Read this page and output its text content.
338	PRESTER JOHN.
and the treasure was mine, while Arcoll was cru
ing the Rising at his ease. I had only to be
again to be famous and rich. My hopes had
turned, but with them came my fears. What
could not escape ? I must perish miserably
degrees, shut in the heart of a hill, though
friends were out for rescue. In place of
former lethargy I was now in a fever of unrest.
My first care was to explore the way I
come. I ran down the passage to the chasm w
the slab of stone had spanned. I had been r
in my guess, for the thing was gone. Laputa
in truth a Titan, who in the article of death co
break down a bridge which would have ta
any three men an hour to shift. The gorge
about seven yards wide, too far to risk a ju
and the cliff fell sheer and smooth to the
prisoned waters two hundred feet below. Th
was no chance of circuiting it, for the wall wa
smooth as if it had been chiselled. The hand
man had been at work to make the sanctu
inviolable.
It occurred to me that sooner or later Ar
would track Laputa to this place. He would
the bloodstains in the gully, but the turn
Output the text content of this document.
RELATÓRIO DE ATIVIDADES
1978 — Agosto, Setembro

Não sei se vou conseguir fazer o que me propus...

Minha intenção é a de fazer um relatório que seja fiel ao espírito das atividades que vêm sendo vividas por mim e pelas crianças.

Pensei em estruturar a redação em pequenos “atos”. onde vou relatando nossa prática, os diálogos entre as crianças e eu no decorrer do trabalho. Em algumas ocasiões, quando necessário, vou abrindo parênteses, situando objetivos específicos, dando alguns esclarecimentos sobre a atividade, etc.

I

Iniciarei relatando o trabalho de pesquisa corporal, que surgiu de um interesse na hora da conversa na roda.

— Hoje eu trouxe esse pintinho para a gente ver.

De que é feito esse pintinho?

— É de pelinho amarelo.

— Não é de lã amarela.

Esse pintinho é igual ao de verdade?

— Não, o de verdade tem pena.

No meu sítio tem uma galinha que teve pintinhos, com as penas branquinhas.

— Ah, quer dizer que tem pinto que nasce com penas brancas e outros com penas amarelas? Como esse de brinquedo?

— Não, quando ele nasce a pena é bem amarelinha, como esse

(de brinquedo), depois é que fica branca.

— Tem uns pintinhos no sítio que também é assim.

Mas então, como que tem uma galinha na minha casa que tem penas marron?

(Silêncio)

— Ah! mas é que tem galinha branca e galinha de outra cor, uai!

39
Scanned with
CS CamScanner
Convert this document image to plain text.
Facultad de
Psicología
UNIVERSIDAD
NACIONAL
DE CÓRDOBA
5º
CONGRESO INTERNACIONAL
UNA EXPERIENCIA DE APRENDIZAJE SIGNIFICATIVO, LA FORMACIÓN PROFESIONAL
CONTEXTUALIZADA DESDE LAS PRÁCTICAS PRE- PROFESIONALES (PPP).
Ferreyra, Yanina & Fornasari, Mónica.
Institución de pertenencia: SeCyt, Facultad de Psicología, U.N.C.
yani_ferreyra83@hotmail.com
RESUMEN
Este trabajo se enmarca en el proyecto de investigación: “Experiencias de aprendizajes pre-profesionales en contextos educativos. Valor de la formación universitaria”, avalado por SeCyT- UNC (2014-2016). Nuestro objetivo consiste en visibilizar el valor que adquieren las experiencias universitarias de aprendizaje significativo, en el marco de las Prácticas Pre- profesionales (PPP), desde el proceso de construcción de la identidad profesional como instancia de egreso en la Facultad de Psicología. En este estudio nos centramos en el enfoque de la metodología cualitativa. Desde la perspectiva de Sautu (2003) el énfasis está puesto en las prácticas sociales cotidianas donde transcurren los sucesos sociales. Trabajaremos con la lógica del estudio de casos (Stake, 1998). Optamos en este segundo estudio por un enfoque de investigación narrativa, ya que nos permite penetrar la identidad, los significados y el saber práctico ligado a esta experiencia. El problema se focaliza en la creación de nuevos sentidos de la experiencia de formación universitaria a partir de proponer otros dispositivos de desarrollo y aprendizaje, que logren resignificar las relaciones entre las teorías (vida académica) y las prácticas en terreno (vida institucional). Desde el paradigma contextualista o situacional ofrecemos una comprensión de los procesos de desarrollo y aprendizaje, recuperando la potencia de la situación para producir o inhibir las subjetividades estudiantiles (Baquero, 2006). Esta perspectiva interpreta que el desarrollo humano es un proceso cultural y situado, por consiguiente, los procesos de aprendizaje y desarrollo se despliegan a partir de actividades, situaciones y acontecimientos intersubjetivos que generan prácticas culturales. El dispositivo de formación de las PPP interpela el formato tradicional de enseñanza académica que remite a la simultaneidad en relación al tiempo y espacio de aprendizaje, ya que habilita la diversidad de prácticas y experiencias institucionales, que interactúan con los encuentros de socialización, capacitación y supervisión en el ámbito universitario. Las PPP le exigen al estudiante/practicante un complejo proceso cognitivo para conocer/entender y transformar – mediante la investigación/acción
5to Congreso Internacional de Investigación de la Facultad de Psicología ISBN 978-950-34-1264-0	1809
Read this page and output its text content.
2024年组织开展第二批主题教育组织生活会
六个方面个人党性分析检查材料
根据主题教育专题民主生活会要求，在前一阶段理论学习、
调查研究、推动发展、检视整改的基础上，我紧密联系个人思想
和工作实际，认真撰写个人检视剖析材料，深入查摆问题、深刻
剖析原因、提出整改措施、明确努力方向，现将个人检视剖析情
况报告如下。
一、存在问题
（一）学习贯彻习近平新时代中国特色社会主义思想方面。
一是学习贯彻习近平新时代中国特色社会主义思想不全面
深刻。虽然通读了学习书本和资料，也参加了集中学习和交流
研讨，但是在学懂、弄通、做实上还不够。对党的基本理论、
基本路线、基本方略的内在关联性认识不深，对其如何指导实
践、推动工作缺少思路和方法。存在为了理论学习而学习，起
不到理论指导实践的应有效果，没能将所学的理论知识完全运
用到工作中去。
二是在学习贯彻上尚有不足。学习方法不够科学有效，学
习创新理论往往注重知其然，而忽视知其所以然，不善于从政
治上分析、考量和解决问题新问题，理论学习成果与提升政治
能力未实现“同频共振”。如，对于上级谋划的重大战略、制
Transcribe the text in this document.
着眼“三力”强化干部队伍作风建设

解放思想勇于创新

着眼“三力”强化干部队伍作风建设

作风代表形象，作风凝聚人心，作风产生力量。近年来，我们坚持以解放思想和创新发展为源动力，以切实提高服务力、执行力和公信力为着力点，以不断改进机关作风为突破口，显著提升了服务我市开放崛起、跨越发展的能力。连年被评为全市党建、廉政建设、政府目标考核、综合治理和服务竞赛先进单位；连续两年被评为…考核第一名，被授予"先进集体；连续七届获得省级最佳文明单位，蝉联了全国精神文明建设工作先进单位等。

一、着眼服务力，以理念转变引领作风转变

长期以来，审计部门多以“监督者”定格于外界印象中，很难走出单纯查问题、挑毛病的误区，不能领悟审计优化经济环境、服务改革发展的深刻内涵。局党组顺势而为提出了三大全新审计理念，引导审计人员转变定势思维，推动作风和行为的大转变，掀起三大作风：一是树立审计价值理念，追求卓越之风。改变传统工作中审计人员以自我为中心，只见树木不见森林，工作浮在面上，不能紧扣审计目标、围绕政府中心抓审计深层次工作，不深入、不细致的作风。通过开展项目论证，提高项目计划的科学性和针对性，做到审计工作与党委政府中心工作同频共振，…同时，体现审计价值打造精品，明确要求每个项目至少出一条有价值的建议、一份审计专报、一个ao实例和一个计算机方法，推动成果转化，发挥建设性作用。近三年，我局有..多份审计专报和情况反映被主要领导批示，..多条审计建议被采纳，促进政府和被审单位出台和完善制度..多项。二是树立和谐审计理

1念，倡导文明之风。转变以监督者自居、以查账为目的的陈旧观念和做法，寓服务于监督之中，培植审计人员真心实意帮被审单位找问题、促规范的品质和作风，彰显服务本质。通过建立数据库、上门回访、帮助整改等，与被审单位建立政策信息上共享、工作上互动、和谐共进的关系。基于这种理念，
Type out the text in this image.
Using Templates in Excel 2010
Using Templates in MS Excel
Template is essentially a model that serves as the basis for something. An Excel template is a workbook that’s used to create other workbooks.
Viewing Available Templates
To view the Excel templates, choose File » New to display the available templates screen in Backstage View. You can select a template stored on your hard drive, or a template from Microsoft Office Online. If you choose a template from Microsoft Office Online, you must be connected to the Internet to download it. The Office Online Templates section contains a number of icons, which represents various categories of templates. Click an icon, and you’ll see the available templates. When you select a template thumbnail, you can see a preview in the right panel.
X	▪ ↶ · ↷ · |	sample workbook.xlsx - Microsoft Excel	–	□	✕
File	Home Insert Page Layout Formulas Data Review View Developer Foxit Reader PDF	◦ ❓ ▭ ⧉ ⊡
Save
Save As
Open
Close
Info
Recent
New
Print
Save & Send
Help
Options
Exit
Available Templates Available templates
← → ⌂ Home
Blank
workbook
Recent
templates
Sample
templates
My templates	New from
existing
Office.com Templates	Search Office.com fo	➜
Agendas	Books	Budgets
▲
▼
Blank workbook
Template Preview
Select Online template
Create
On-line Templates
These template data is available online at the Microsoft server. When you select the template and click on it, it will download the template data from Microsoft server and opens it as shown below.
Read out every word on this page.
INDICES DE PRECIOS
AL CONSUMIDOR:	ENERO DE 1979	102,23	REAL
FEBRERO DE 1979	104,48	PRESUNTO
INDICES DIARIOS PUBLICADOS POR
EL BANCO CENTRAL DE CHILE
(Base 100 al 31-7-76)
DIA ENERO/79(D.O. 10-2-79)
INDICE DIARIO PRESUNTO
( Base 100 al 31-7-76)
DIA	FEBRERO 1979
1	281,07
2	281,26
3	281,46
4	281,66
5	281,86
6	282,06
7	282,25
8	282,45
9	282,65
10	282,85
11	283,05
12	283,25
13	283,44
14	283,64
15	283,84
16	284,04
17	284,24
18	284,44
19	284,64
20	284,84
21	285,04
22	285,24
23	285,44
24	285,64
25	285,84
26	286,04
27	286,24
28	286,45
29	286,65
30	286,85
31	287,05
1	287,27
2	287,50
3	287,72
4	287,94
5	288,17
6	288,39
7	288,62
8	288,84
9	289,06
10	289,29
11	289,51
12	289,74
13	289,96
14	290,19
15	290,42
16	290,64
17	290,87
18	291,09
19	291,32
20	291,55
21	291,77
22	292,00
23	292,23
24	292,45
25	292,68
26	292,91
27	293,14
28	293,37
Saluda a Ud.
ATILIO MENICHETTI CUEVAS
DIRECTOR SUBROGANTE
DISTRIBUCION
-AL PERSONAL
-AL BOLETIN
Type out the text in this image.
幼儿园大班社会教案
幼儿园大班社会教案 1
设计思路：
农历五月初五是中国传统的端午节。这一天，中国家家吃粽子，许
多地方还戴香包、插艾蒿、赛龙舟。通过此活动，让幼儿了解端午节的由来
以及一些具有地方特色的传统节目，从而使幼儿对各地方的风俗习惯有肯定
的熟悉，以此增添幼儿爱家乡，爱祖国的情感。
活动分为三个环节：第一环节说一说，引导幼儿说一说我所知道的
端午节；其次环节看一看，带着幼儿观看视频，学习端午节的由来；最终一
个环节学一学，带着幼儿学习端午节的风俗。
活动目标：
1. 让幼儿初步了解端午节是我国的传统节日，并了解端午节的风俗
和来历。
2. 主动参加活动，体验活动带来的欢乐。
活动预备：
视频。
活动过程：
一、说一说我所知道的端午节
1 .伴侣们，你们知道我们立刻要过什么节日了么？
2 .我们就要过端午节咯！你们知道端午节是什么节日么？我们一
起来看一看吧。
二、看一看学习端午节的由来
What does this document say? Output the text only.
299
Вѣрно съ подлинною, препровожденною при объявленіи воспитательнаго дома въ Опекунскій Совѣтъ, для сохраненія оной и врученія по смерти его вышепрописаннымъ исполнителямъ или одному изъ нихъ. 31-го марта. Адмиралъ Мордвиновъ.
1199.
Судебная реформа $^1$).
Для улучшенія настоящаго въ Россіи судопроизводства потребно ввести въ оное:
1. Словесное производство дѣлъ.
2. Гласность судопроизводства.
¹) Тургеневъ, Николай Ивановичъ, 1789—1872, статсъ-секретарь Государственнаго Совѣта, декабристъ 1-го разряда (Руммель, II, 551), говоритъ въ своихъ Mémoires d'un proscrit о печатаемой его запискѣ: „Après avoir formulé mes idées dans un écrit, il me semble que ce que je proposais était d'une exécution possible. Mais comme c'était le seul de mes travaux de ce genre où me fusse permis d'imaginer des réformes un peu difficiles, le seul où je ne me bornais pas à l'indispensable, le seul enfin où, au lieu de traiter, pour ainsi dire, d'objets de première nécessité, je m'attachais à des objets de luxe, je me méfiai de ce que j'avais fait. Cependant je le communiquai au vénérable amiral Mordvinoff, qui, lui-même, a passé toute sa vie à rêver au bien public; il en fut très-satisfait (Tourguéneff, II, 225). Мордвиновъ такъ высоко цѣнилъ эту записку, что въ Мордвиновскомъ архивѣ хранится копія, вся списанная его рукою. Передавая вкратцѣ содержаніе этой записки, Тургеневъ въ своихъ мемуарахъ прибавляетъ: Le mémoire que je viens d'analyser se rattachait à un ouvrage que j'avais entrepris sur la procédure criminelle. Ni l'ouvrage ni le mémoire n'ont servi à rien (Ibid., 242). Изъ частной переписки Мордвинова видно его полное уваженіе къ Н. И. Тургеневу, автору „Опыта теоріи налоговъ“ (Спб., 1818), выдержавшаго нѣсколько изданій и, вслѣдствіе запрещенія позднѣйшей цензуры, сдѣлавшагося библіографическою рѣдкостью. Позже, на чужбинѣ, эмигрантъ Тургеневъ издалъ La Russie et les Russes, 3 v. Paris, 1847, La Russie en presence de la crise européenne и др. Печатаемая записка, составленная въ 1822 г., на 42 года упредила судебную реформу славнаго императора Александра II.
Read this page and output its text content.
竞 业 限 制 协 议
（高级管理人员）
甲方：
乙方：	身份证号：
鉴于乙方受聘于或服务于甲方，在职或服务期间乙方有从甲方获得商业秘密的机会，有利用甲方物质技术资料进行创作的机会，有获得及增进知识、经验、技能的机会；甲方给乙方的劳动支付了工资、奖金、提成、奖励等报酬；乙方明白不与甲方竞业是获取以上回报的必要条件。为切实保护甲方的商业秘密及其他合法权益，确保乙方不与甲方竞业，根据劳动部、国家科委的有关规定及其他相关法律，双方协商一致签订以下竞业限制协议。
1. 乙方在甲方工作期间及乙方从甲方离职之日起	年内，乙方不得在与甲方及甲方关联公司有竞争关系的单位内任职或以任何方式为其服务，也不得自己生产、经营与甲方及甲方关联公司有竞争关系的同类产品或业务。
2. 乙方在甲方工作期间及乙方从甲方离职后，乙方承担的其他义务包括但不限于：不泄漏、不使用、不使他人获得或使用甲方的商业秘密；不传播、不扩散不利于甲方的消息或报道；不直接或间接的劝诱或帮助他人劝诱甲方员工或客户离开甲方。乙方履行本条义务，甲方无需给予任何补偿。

----

Set problem
Copy all lines from the data that hold the word "When".

Solution below
To view the Excel templates, choose File » New to display the available templates screen in Backstage View. You can select a template stored on your hard drive, or a template from Microsoft Office Online. If you choose a template from Microsoft Office Online, you must be connected to the Internet to download it. The Office Online Templates section contains a number of icons, which represents various categories of templates. Click an icon, and you’ll see the available templates. When you select a template thumbnail, you can see a preview in the right panel.
These template data is available online at the Microsoft server. When you select the template and click on it, it will download the template data from Microsoft server and opens it as shown below.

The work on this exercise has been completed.